Raw records:
>>>>

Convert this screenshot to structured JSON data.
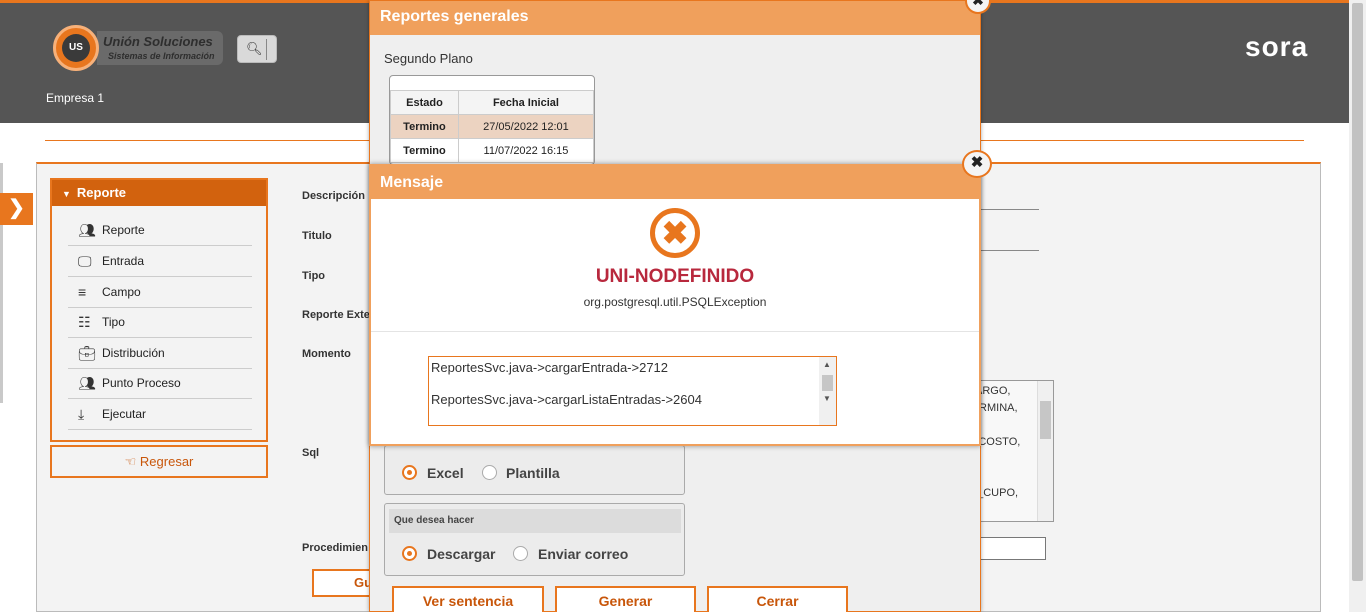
{
  "header": {
    "logo_title": "Unión Soluciones",
    "logo_subtitle": "Sistemas de Información",
    "logo_mark": "US",
    "brand": "sora",
    "company": "Empresa 1",
    "search_icon": "search-icon"
  },
  "sidebar": {
    "title": "Reporte",
    "items": [
      {
        "label": "Reporte",
        "icon": "users-icon"
      },
      {
        "label": "Entrada",
        "icon": "monitor-icon"
      },
      {
        "label": "Campo",
        "icon": "database-icon"
      },
      {
        "label": "Tipo",
        "icon": "list-icon"
      },
      {
        "label": "Distribución",
        "icon": "briefcase-icon"
      },
      {
        "label": "Punto Proceso",
        "icon": "users-icon"
      },
      {
        "label": "Ejecutar",
        "icon": "download-icon"
      }
    ],
    "back_label": "Regresar"
  },
  "form": {
    "labels": {
      "descripcion": "Descripción",
      "titulo": "Titulo",
      "tipo": "Tipo",
      "reporte_externo": "Reporte Exte",
      "momento": "Momento",
      "sql": "Sql",
      "procedimiento": "Procedimien"
    },
    "sql_lines": [
      "ARGO,",
      "TERMINA,",
      "ACOSTO,",
      "L_CUPO,"
    ],
    "save_label": "Gu"
  },
  "dialog_reportes": {
    "title": "Reportes generales",
    "section": "Segundo Plano",
    "table": {
      "headers": [
        "Estado",
        "Fecha Inicial"
      ],
      "rows": [
        {
          "estado": "Termino",
          "fecha": "27/05/2022 12:01"
        },
        {
          "estado": "Termino",
          "fecha": "11/07/2022 16:15"
        }
      ]
    },
    "tipo_options": {
      "excel": "Excel",
      "plantilla": "Plantilla",
      "selected": "Excel"
    },
    "accion": {
      "heading": "Que desea hacer",
      "descargar": "Descargar",
      "enviar": "Enviar correo",
      "selected": "Descargar"
    },
    "buttons": {
      "ver": "Ver sentencia",
      "generar": "Generar",
      "cerrar": "Cerrar"
    }
  },
  "dialog_mensaje": {
    "title": "Mensaje",
    "error_code": "UNI-NODEFINIDO",
    "exception": "org.postgresql.util.PSQLException",
    "trace": [
      "ReportesSvc.java->cargarEntrada->2712",
      "ReportesSvc.java->cargarListaEntradas->2604"
    ]
  },
  "colors": {
    "accent": "#e8761e",
    "header": "#555555",
    "error": "#b8283d"
  }
}
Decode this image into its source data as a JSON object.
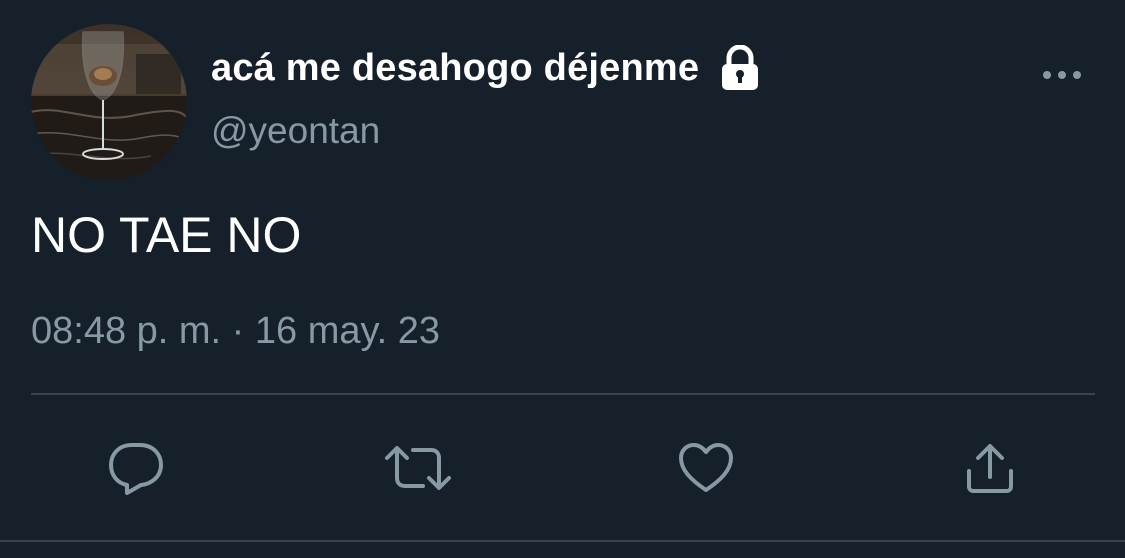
{
  "tweet": {
    "display_name": "acá me desahogo déjenme",
    "handle": "@yeontan",
    "text": "NO TAE NO",
    "timestamp": "08:48 p. m. · 16 may. 23",
    "protected": true
  },
  "icons": {
    "lock": "lock-icon",
    "more": "more-options-icon",
    "reply": "reply-icon",
    "retweet": "retweet-icon",
    "like": "like-icon",
    "share": "share-icon"
  },
  "colors": {
    "background": "#15202b",
    "primary_text": "#ffffff",
    "secondary_text": "#8899a6",
    "divider": "#38444d"
  }
}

<<<<

Your objective: Report each line of the material above where the word "selected" appears.

Response to the exercise:
      "selected": "Excel"
      "selected": "Descargar"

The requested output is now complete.